• **依頼内容**: 以下に示す汗牛足B vol.3の書籍紹介を、一字一句違えずに最初から最後まで書き写してください。

• **提示本文**:
==================================================
汗牛足Bは本の紹介を行う「汗牛足(かんぎゅうそく)」のBusiness版である。純粋なビジネス書に限らず、”社会人として読んでよかった本”くらいの緩い範囲で選書して紹介していきたい。
今回は「行動経済学の主要理論を初めて体系化した入門書」を取り上げます。かなり網羅的に行動経済学のトピックスが学べる本です。
汗牛足B vol.3 (2024.5.20発行)
・相良奈美香 (2023)『行動経済学が最強の学問である』SBクリエイティブ
★本書を読んでわかること
- 行動経済学を学ぶメリット
- 行動経済学の主要理論
- 行動経済学のビジネスへの応用事例
★サマリー
行動経済学とは何か
伝統的な経済学では人間は常に合理的に行動するものとされているが、実際は非合理な行動をすることから、非合理である人間の心理を加味した行動経済学が誕生し、20世紀半ば以降に急速な発展を遂げた。行動経済学の本質は人間の非合理な意思決定のメカニズムを解明する点にある。
多くの企業は人の非合理な意思決定と行動のメカニズムを知り、競争相手より優位に立とうとして行動経済学を活用している。行動経済学を学ぶことで企業のサービスの裏が分かるようになる。行動経済学を学ぶ理由は次の2点。
==================================================
• **提供された記録**:
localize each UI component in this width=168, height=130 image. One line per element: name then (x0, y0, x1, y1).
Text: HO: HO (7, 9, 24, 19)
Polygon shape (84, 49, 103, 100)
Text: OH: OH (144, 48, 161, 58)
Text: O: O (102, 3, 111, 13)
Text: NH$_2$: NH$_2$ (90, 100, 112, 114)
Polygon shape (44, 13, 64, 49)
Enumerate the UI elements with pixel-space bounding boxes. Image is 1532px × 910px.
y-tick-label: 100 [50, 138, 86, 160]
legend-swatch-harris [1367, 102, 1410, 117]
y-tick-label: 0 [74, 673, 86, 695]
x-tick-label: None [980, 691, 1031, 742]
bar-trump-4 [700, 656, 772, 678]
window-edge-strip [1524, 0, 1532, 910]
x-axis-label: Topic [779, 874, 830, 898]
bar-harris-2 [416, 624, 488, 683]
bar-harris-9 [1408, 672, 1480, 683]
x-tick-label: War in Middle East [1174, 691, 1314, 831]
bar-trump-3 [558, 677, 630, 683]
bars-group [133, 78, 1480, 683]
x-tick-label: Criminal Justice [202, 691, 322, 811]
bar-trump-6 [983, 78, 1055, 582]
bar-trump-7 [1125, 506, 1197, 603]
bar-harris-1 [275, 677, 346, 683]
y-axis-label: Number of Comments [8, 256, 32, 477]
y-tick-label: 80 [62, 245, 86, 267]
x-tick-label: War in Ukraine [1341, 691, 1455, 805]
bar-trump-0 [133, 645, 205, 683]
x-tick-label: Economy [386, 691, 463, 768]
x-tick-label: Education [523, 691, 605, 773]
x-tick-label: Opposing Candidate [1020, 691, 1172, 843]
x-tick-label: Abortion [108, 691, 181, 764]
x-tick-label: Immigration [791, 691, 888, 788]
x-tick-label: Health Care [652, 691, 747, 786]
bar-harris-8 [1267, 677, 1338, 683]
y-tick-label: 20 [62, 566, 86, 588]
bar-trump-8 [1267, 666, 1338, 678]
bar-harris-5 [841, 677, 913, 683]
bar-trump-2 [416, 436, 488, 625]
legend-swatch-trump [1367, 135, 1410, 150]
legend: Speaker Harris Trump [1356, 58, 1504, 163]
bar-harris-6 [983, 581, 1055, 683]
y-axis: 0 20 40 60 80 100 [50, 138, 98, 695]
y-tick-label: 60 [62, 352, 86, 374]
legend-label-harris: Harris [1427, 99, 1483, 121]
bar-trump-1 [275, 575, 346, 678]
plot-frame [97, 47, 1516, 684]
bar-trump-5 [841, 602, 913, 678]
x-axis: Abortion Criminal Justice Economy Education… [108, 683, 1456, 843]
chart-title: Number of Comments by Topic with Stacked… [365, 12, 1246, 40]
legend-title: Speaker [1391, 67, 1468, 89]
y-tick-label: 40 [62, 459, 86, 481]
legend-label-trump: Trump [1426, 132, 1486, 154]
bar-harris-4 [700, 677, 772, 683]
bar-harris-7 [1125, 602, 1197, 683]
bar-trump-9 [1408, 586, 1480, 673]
==================================================
• **期待される出力**:
汗牛足Bは本の紹介を行う「汗牛足(かんぎゅうそく)」のBusiness版である。純粋なビジネス書に限らず、”社会人として読んでよかった本”くらいの緩い範囲で選書して紹介していきたい。
今回は「行動経済学の主要理論を初めて体系化した入門書」を取り上げます。かなり網羅的に行動経済学のトピックスが学べる本です。
汗牛足B vol.3 (2024.5.20発行)
・相良奈美香 (2023)『行動経済学が最強の学問である』SBクリエイティブ
★本書を読んでわかること
- 行動経済学を学ぶメリット
- 行動経済学の主要理論
- 行動経済学のビジネスへの応用事例
★サマリー
行動経済学とは何か
伝統的な経済学では人間は常に合理的に行動するものとされているが、実際は非合理な行動をすることから、非合理である人間の心理を加味した行動経済学が誕生し、20世紀半ば以降に急速な発展を遂げた。行動経済学の本質は人間の非合理な意思決定のメカニズムを解明する点にある。
多くの企業は人の非合理な意思決定と行動のメカニズムを知り、競争相手より優位に立とうとして行動経済学を活用している。行動経済学を学ぶことで企業のサービスの裏が分かるようになる。行動経済学を学ぶ理由は次の2点。